-- BEGIN --

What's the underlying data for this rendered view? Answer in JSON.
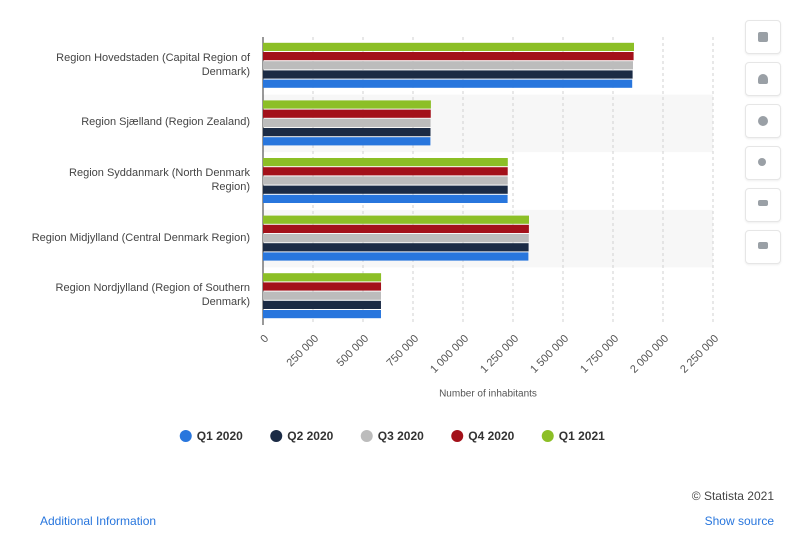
{
  "chart_data": {
    "type": "bar",
    "orientation": "horizontal",
    "categories": [
      "Region Hovedstaden (Capital Region of Denmark)",
      "Region Sjælland (Region Zealand)",
      "Region Syddanmark (North Denmark Region)",
      "Region Midjylland (Central Denmark Region)",
      "Region Nordjylland (Region of Southern Denmark)"
    ],
    "series": [
      {
        "name": "Q1 2020",
        "color": "#2876dd",
        "values": [
          1846000,
          837000,
          1223000,
          1327000,
          589900
        ]
      },
      {
        "name": "Q2 2020",
        "color": "#1b2b45",
        "values": [
          1848000,
          837500,
          1223500,
          1328000,
          589800
        ]
      },
      {
        "name": "Q3 2020",
        "color": "#bcbcbc",
        "values": [
          1850000,
          838000,
          1223600,
          1329000,
          589900
        ]
      },
      {
        "name": "Q4 2020",
        "color": "#a3111a",
        "values": [
          1853000,
          838800,
          1223600,
          1329500,
          590200
        ]
      },
      {
        "name": "Q1 2021",
        "color": "#8cbf26",
        "values": [
          1855000,
          839500,
          1224000,
          1330000,
          590400
        ]
      }
    ],
    "xlabel": "Number of inhabitants",
    "xlim": [
      0,
      2250000
    ],
    "xticks": [
      0,
      {
        "value": 250000,
        "label": "250 000"
      },
      {
        "value": 500000,
        "label": "500 000"
      },
      {
        "value": 750000,
        "label": "750 000"
      },
      {
        "value": 1000000,
        "label": "1 000 000"
      },
      {
        "value": 1250000,
        "label": "1 250 000"
      },
      {
        "value": 1500000,
        "label": "1 500 000"
      },
      {
        "value": 1750000,
        "label": "1 750 000"
      },
      {
        "value": 2000000,
        "label": "2 000 000"
      },
      {
        "value": 2250000,
        "label": "2 250 000"
      }
    ],
    "grid": true
  },
  "footer": {
    "copyright": "© Statista 2021",
    "additional_info": "Additional Information",
    "show_source": "Show source"
  }
}
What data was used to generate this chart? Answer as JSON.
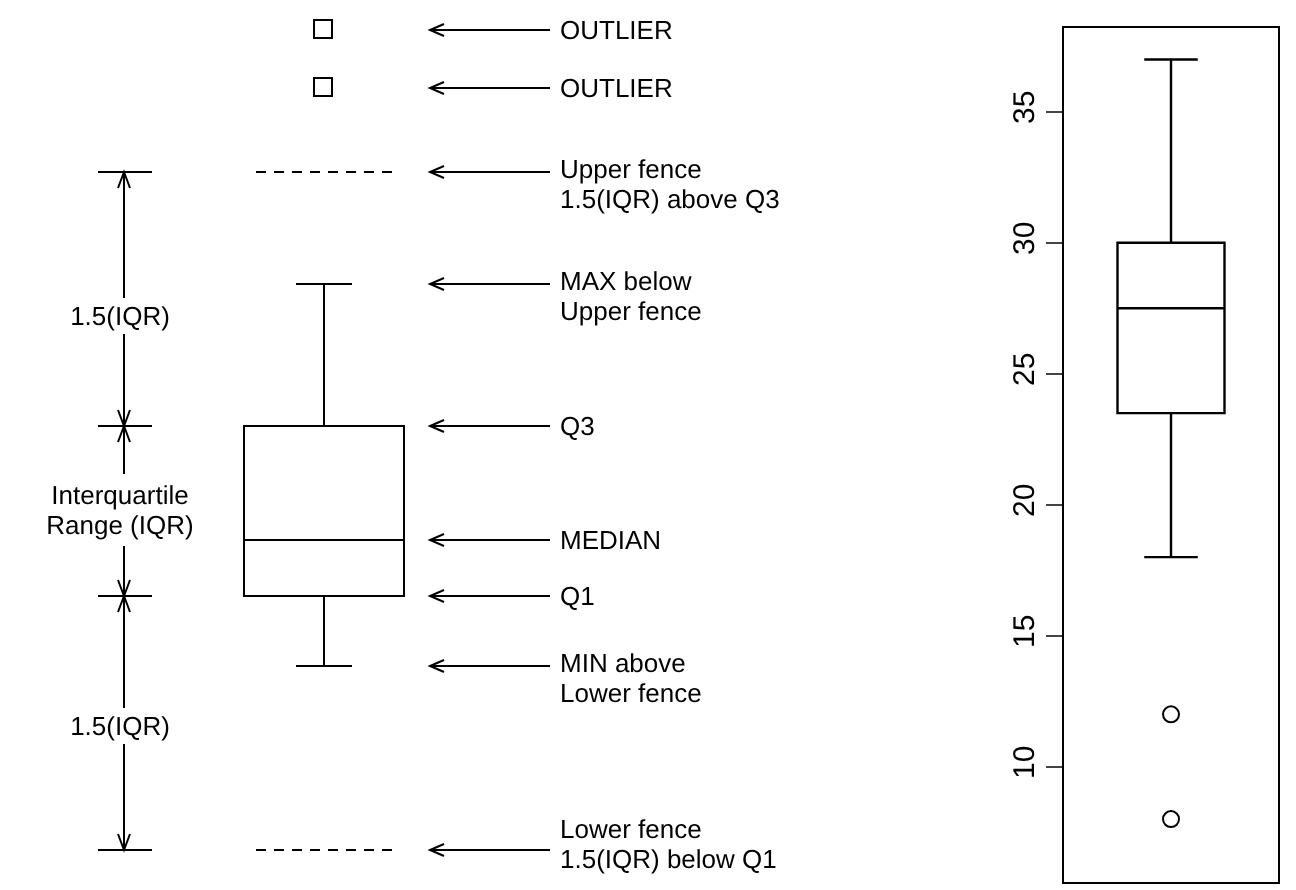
{
  "chart_data": [
    {
      "type": "other",
      "annotations": [
        "OUTLIER",
        "OUTLIER",
        "Upper fence\n1.5(IQR) above Q3",
        "MAX below\nUpper fence",
        "Q3",
        "MEDIAN",
        "Q1",
        "MIN above\nLower fence",
        "Lower fence\n1.5(IQR) below Q1",
        "1.5(IQR)",
        "Interquartile\nRange (IQR)",
        "1.5(IQR)"
      ]
    },
    {
      "type": "box",
      "categories": [
        null
      ],
      "boxes": [
        {
          "low": 18,
          "q1": 23.5,
          "median": 27.5,
          "q3": 30,
          "high": 37,
          "outliers": [
            12,
            8
          ]
        }
      ],
      "ylim": [
        5.6,
        38.2
      ],
      "yticks": [
        10,
        15,
        20,
        25,
        30,
        35
      ],
      "tick_labels": "y"
    }
  ]
}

-- END --

Write out the entries above word for word. Do not include the pictures.

Answer to the task:
What's the underlying data for this rendered view? Answer in JSON.
{
  "chart_data": {
    "type": "bar",
    "orientation": "horizontal",
    "categories": [
      "Region Hovedstaden (Capital Region of Denmark)",
      "Region Sjælland (Region Zealand)",
      "Region Syddanmark (North Denmark Region)",
      "Region Midjylland (Central Denmark Region)",
      "Region Nordjylland (Region of Southern Denmark)"
    ],
    "series": [
      {
        "name": "Q1 2020",
        "color": "#2876dd",
        "values": [
          1846000,
          837000,
          1223000,
          1327000,
          589900
        ]
      },
      {
        "name": "Q2 2020",
        "color": "#1b2b45",
        "values": [
          1848000,
          837500,
          1223500,
          1328000,
          589800
        ]
      },
      {
        "name": "Q3 2020",
        "color": "#bcbcbc",
        "values": [
          1850000,
          838000,
          1223600,
          1329000,
          589900
        ]
      },
      {
        "name": "Q4 2020",
        "color": "#a3111a",
        "values": [
          1853000,
          838800,
          1223600,
          1329500,
          590200
        ]
      },
      {
        "name": "Q1 2021",
        "color": "#8cbf26",
        "values": [
          1855000,
          839500,
          1224000,
          1330000,
          590400
        ]
      }
    ],
    "xlabel": "Number of inhabitants",
    "xlim": [
      0,
      2250000
    ],
    "xticks": [
      0,
      {
        "value": 250000,
        "label": "250 000"
      },
      {
        "value": 500000,
        "label": "500 000"
      },
      {
        "value": 750000,
        "label": "750 000"
      },
      {
        "value": 1000000,
        "label": "1 000 000"
      },
      {
        "value": 1250000,
        "label": "1 250 000"
      },
      {
        "value": 1500000,
        "label": "1 500 000"
      },
      {
        "value": 1750000,
        "label": "1 750 000"
      },
      {
        "value": 2000000,
        "label": "2 000 000"
      },
      {
        "value": 2250000,
        "label": "2 250 000"
      }
    ],
    "grid": true
  },
  "footer": {
    "copyright": "© Statista 2021",
    "additional_info": "Additional Information",
    "show_source": "Show source"
  }
}
What data was used to generate this chart? Answer as JSON.
{
  "chart_data": [
    {
      "type": "other",
      "annotations": [
        "OUTLIER",
        "OUTLIER",
        "Upper fence\n1.5(IQR) above Q3",
        "MAX below\nUpper fence",
        "Q3",
        "MEDIAN",
        "Q1",
        "MIN above\nLower fence",
        "Lower fence\n1.5(IQR) below Q1",
        "1.5(IQR)",
        "Interquartile\nRange (IQR)",
        "1.5(IQR)"
      ]
    },
    {
      "type": "box",
      "categories": [
        null
      ],
      "boxes": [
        {
          "low": 18,
          "q1": 23.5,
          "median": 27.5,
          "q3": 30,
          "high": 37,
          "outliers": [
            12,
            8
          ]
        }
      ],
      "ylim": [
        5.6,
        38.2
      ],
      "yticks": [
        10,
        15,
        20,
        25,
        30,
        35
      ],
      "tick_labels": "y"
    }
  ]
}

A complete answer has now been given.